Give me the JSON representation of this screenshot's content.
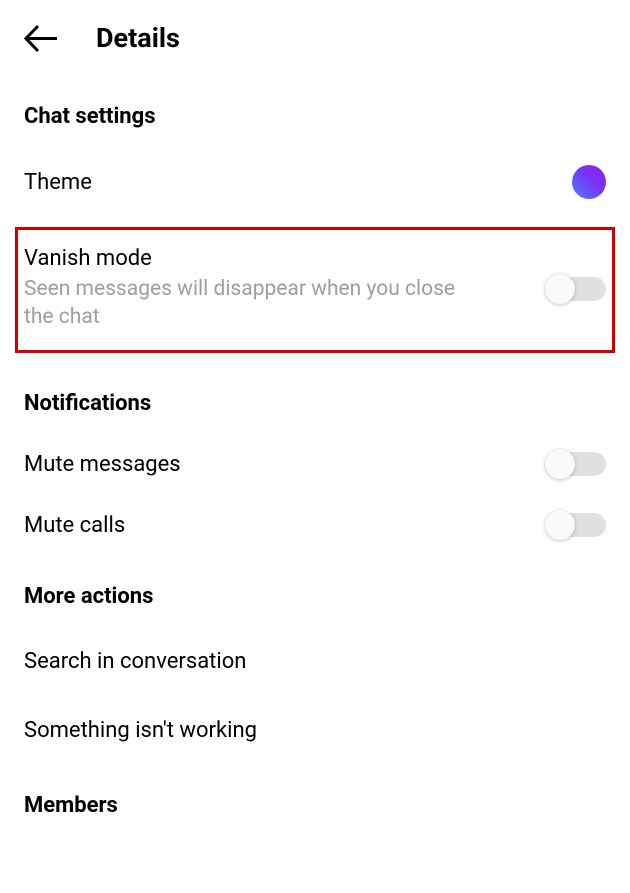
{
  "header": {
    "title": "Details"
  },
  "sections": {
    "chat_settings": {
      "header": "Chat settings",
      "theme_label": "Theme",
      "vanish": {
        "label": "Vanish mode",
        "subtitle": "Seen messages will disappear when you close the chat",
        "enabled": false
      }
    },
    "notifications": {
      "header": "Notifications",
      "mute_messages": {
        "label": "Mute messages",
        "enabled": false
      },
      "mute_calls": {
        "label": "Mute calls",
        "enabled": false
      }
    },
    "more_actions": {
      "header": "More actions",
      "search": "Search in conversation",
      "report": "Something isn't working"
    },
    "members": {
      "header": "Members"
    }
  },
  "colors": {
    "highlight_border": "#d40000",
    "theme_gradient_start": "#8a2be2",
    "theme_gradient_end": "#4a7fff"
  }
}
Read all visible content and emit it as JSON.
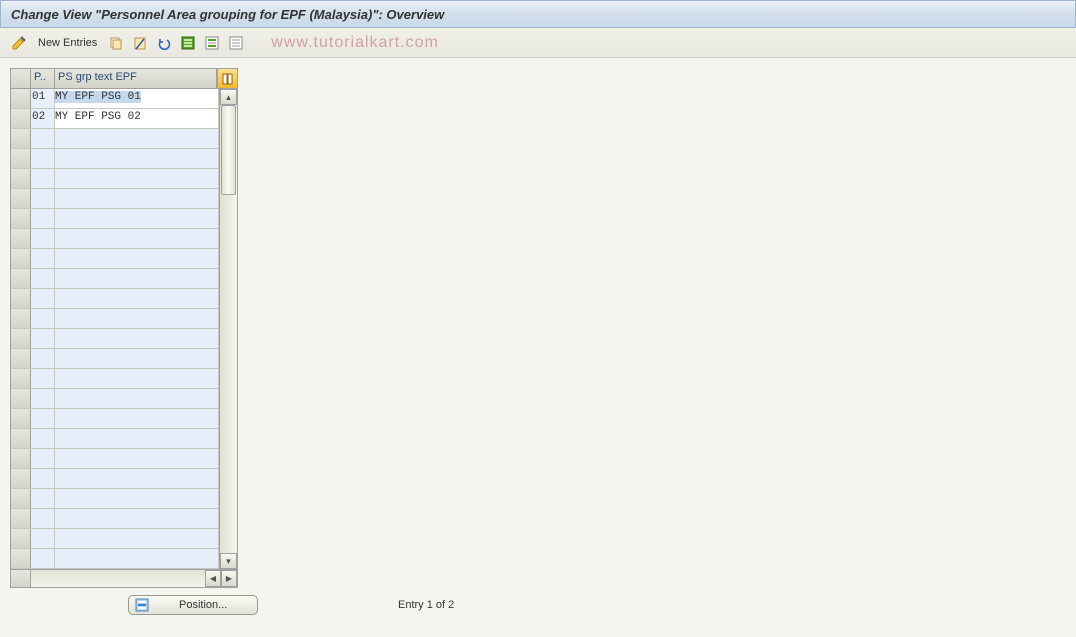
{
  "title": "Change View \"Personnel Area grouping for EPF (Malaysia)\": Overview",
  "toolbar": {
    "new_entries": "New Entries"
  },
  "watermark": "www.tutorialkart.com",
  "table": {
    "columns": {
      "p": "P..",
      "text": "PS grp text EPF"
    },
    "rows": [
      {
        "p": "01",
        "text": "MY EPF PSG 01",
        "selected": true
      },
      {
        "p": "02",
        "text": "MY EPF PSG 02",
        "selected": false
      }
    ],
    "empty_row_count": 22
  },
  "footer": {
    "position_label": "Position...",
    "entry_text": "Entry 1 of 2"
  }
}
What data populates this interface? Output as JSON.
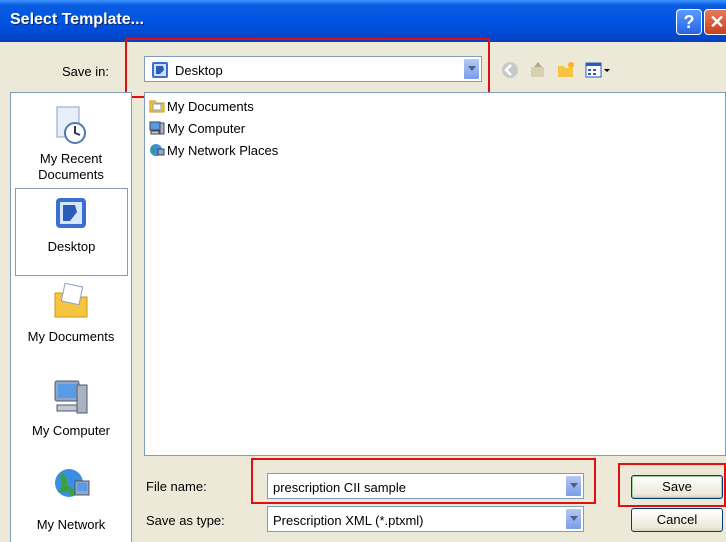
{
  "window": {
    "title": "Select Template..."
  },
  "save_in": {
    "label": "Save in:",
    "value": "Desktop"
  },
  "places": [
    {
      "name": "recent",
      "label": "My Recent Documents"
    },
    {
      "name": "desktop",
      "label": "Desktop"
    },
    {
      "name": "documents",
      "label": "My Documents"
    },
    {
      "name": "computer",
      "label": "My Computer"
    },
    {
      "name": "network",
      "label": "My Network"
    }
  ],
  "files": [
    {
      "name": "My Documents",
      "icon": "folder-icon"
    },
    {
      "name": "My Computer",
      "icon": "computer-icon"
    },
    {
      "name": "My Network Places",
      "icon": "network-icon"
    }
  ],
  "file_name": {
    "label": "File name:",
    "value": "prescription CII sample"
  },
  "save_type": {
    "label": "Save as type:",
    "value": "Prescription XML (*.ptxml)"
  },
  "buttons": {
    "save": "Save",
    "cancel": "Cancel"
  },
  "colors": {
    "titlebar": "#0054e3",
    "highlight": "#e01010",
    "face": "#ece9d8"
  }
}
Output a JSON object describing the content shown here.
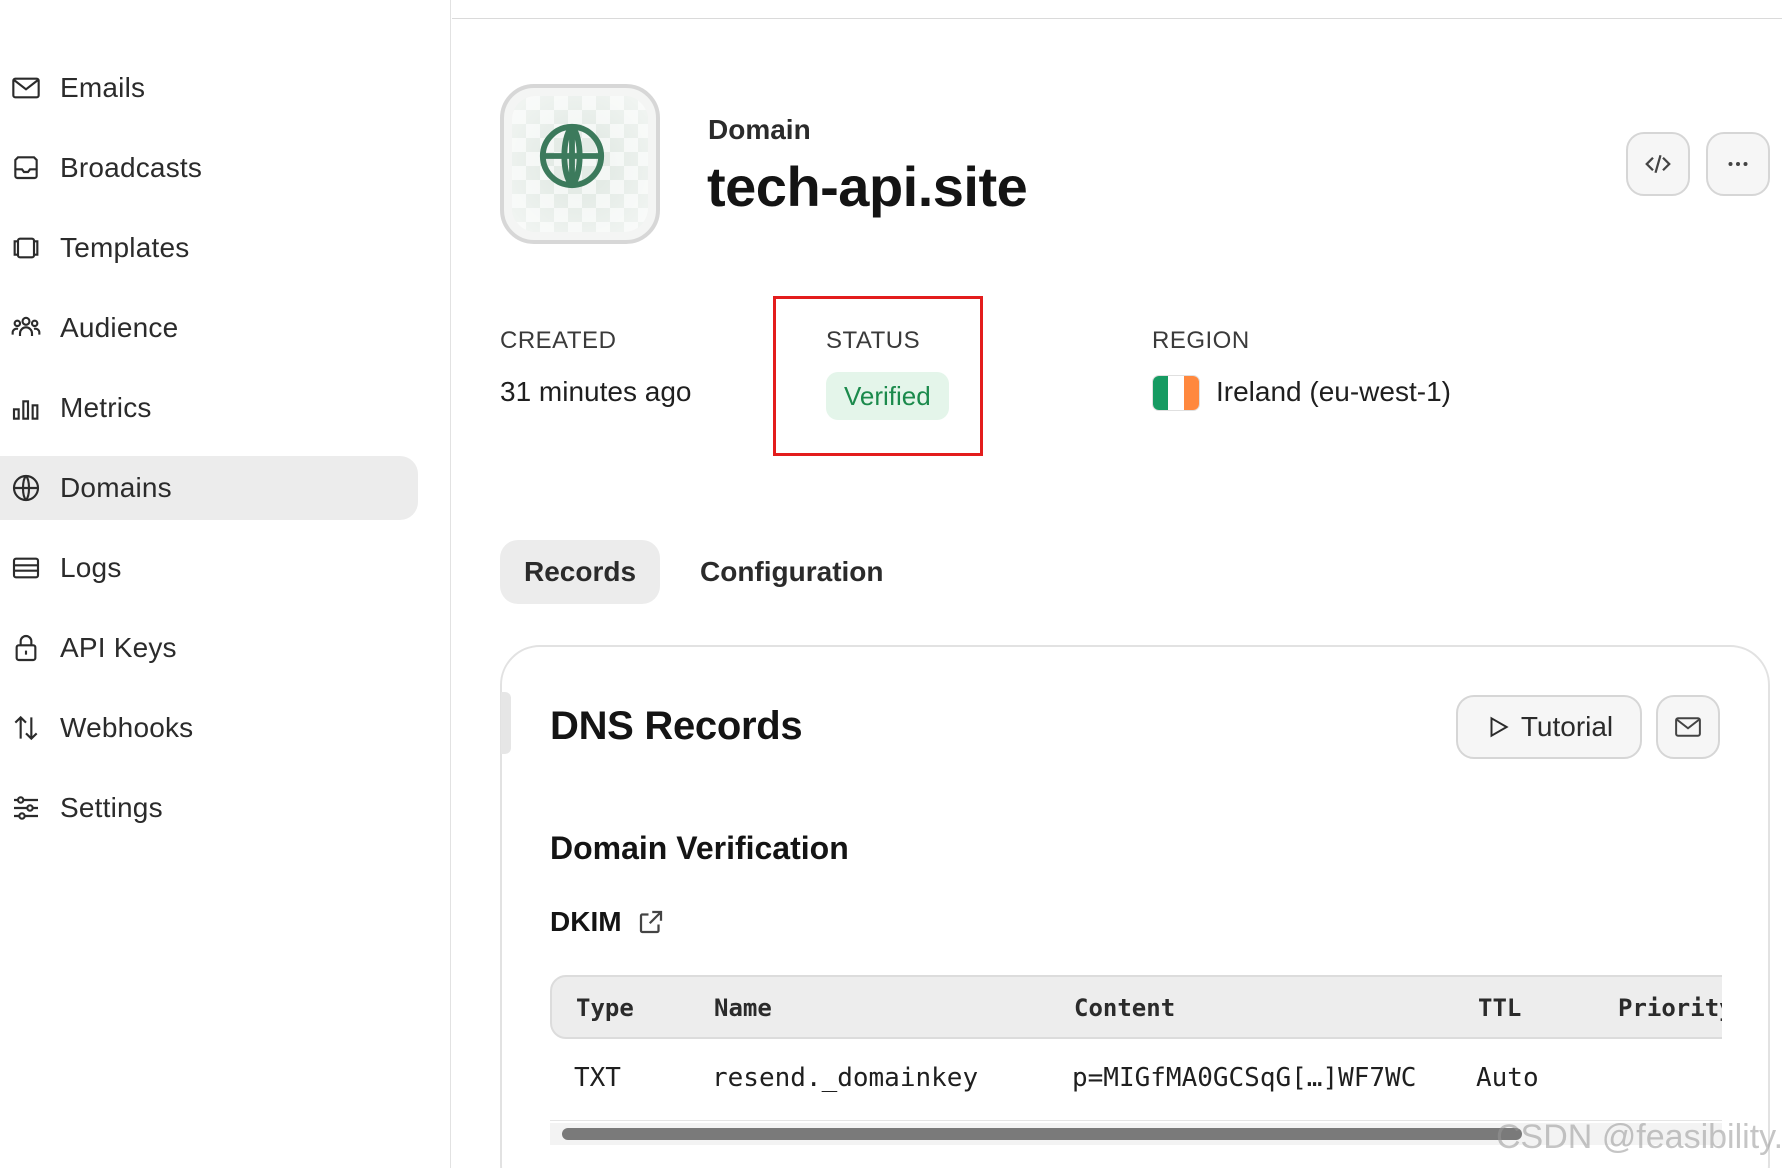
{
  "sidebar": {
    "items": [
      {
        "label": "Emails",
        "icon": "mail-icon"
      },
      {
        "label": "Broadcasts",
        "icon": "inbox-icon"
      },
      {
        "label": "Templates",
        "icon": "templates-icon"
      },
      {
        "label": "Audience",
        "icon": "users-icon"
      },
      {
        "label": "Metrics",
        "icon": "bar-chart-icon"
      },
      {
        "label": "Domains",
        "icon": "globe-icon",
        "active": true
      },
      {
        "label": "Logs",
        "icon": "logs-icon"
      },
      {
        "label": "API Keys",
        "icon": "lock-icon"
      },
      {
        "label": "Webhooks",
        "icon": "arrows-up-down-icon"
      },
      {
        "label": "Settings",
        "icon": "sliders-icon"
      }
    ]
  },
  "header": {
    "eyebrow": "Domain",
    "domain": "tech-api.site",
    "tile_icon": "globe-icon",
    "actions": {
      "code_icon": "code-icon",
      "more_icon": "more-horizontal-icon",
      "more_glyph": "···"
    }
  },
  "meta": {
    "created_label": "CREATED",
    "created_value": "31 minutes ago",
    "status_label": "STATUS",
    "status_value": "Verified",
    "region_label": "REGION",
    "region_value": "Ireland (eu-west-1)",
    "flag_colors": [
      "#169b62",
      "#ffffff",
      "#ff883e"
    ]
  },
  "tabs": [
    {
      "label": "Records",
      "active": true
    },
    {
      "label": "Configuration",
      "active": false
    }
  ],
  "dns": {
    "title": "DNS Records",
    "tutorial_label": "Tutorial",
    "section_title": "Domain Verification",
    "dkim_label": "DKIM",
    "table": {
      "headers": [
        "Type",
        "Name",
        "Content",
        "TTL",
        "Priority"
      ],
      "rows": [
        [
          "TXT",
          "resend._domainkey",
          "p=MIGfMA0GCSqG[…]WF7WC",
          "Auto",
          ""
        ]
      ]
    }
  },
  "watermark": "CSDN @feasibility.",
  "colors": {
    "accent_green": "#1b8a4c",
    "badge_bg": "#e4f5ea",
    "highlight_red": "#e31d1d",
    "globe_green": "#3c7a5c"
  }
}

★ ★ ★ ★ ★ ★ ★

Copy the records above exactly. The pictures are not part of the copy.

EXERCISE RESPONSE:
Give me the JSON representation of this screenshot's content.
{
  "header": {
    "title": "Details"
  },
  "sections": {
    "chat_settings": {
      "header": "Chat settings",
      "theme_label": "Theme",
      "vanish": {
        "label": "Vanish mode",
        "subtitle": "Seen messages will disappear when you close the chat",
        "enabled": false
      }
    },
    "notifications": {
      "header": "Notifications",
      "mute_messages": {
        "label": "Mute messages",
        "enabled": false
      },
      "mute_calls": {
        "label": "Mute calls",
        "enabled": false
      }
    },
    "more_actions": {
      "header": "More actions",
      "search": "Search in conversation",
      "report": "Something isn't working"
    },
    "members": {
      "header": "Members"
    }
  },
  "colors": {
    "highlight_border": "#d40000",
    "theme_gradient_start": "#8a2be2",
    "theme_gradient_end": "#4a7fff"
  }
}
Read all visible content and emit it as JSON.
{
  "title": "Change View \"Personnel Area grouping for EPF (Malaysia)\": Overview",
  "toolbar": {
    "new_entries": "New Entries"
  },
  "watermark": "www.tutorialkart.com",
  "table": {
    "columns": {
      "p": "P..",
      "text": "PS grp text EPF"
    },
    "rows": [
      {
        "p": "01",
        "text": "MY EPF PSG 01",
        "selected": true
      },
      {
        "p": "02",
        "text": "MY EPF PSG 02",
        "selected": false
      }
    ],
    "empty_row_count": 22
  },
  "footer": {
    "position_label": "Position...",
    "entry_text": "Entry 1 of 2"
  }
}
What data populates this interface? Output as JSON.
{
  "window": {
    "title": "Select Template..."
  },
  "save_in": {
    "label": "Save in:",
    "value": "Desktop"
  },
  "places": [
    {
      "name": "recent",
      "label": "My Recent Documents"
    },
    {
      "name": "desktop",
      "label": "Desktop"
    },
    {
      "name": "documents",
      "label": "My Documents"
    },
    {
      "name": "computer",
      "label": "My Computer"
    },
    {
      "name": "network",
      "label": "My Network"
    }
  ],
  "files": [
    {
      "name": "My Documents",
      "icon": "folder-icon"
    },
    {
      "name": "My Computer",
      "icon": "computer-icon"
    },
    {
      "name": "My Network Places",
      "icon": "network-icon"
    }
  ],
  "file_name": {
    "label": "File name:",
    "value": "prescription CII sample"
  },
  "save_type": {
    "label": "Save as type:",
    "value": "Prescription XML (*.ptxml)"
  },
  "buttons": {
    "save": "Save",
    "cancel": "Cancel"
  },
  "colors": {
    "titlebar": "#0054e3",
    "highlight": "#e01010",
    "face": "#ece9d8"
  }
}
Output a JSON object describing the content shown here.
{
  "sidebar": {
    "items": [
      {
        "label": "Emails",
        "icon": "mail-icon"
      },
      {
        "label": "Broadcasts",
        "icon": "inbox-icon"
      },
      {
        "label": "Templates",
        "icon": "templates-icon"
      },
      {
        "label": "Audience",
        "icon": "users-icon"
      },
      {
        "label": "Metrics",
        "icon": "bar-chart-icon"
      },
      {
        "label": "Domains",
        "icon": "globe-icon",
        "active": true
      },
      {
        "label": "Logs",
        "icon": "logs-icon"
      },
      {
        "label": "API Keys",
        "icon": "lock-icon"
      },
      {
        "label": "Webhooks",
        "icon": "arrows-up-down-icon"
      },
      {
        "label": "Settings",
        "icon": "sliders-icon"
      }
    ]
  },
  "header": {
    "eyebrow": "Domain",
    "domain": "tech-api.site",
    "tile_icon": "globe-icon",
    "actions": {
      "code_icon": "code-icon",
      "more_icon": "more-horizontal-icon",
      "more_glyph": "···"
    }
  },
  "meta": {
    "created_label": "CREATED",
    "created_value": "31 minutes ago",
    "status_label": "STATUS",
    "status_value": "Verified",
    "region_label": "REGION",
    "region_value": "Ireland (eu-west-1)",
    "flag_colors": [
      "#169b62",
      "#ffffff",
      "#ff883e"
    ]
  },
  "tabs": [
    {
      "label": "Records",
      "active": true
    },
    {
      "label": "Configuration",
      "active": false
    }
  ],
  "dns": {
    "title": "DNS Records",
    "tutorial_label": "Tutorial",
    "section_title": "Domain Verification",
    "dkim_label": "DKIM",
    "table": {
      "headers": [
        "Type",
        "Name",
        "Content",
        "TTL",
        "Priority"
      ],
      "rows": [
        [
          "TXT",
          "resend._domainkey",
          "p=MIGfMA0GCSqG[…]WF7WC",
          "Auto",
          ""
        ]
      ]
    }
  },
  "watermark": "CSDN @feasibility.",
  "colors": {
    "accent_green": "#1b8a4c",
    "badge_bg": "#e4f5ea",
    "highlight_red": "#e31d1d",
    "globe_green": "#3c7a5c"
  }
}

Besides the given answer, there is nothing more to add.